Only the number is wanted: how many lines contain the word "федерального"?

|---|

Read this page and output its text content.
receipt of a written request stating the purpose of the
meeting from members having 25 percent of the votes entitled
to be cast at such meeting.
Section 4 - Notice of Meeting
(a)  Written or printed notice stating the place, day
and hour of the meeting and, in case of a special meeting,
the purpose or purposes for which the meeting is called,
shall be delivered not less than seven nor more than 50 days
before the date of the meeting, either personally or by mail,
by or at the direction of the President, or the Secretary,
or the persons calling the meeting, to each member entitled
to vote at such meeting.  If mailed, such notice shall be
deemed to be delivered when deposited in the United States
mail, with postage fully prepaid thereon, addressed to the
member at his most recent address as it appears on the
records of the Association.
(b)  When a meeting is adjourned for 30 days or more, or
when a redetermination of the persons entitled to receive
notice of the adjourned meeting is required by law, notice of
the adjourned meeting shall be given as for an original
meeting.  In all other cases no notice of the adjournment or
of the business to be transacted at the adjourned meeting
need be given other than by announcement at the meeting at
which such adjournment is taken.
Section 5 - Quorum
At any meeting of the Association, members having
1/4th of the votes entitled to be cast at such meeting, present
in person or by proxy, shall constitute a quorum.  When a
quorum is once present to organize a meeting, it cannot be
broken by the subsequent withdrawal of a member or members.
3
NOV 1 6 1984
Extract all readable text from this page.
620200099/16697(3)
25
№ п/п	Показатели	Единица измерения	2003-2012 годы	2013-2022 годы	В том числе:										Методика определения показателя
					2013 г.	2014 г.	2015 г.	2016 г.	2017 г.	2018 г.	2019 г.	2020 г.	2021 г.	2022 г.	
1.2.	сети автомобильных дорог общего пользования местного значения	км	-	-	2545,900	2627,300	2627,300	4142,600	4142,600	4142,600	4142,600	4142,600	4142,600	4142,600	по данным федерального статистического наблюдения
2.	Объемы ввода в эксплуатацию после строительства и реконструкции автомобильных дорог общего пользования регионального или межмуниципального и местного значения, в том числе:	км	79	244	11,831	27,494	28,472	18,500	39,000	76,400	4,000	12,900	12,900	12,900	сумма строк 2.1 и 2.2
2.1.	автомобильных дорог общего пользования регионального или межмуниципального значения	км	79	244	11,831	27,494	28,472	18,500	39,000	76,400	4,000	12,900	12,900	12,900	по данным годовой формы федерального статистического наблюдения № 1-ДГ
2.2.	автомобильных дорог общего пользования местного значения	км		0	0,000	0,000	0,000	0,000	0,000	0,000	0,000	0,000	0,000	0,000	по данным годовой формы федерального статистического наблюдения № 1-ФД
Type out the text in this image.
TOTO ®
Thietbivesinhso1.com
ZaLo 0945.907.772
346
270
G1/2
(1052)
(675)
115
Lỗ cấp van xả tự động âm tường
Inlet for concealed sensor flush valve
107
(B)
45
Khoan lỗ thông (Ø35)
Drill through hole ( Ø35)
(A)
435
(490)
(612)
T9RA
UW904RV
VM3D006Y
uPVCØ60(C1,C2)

|---|

▸ **THE REPLY**:
3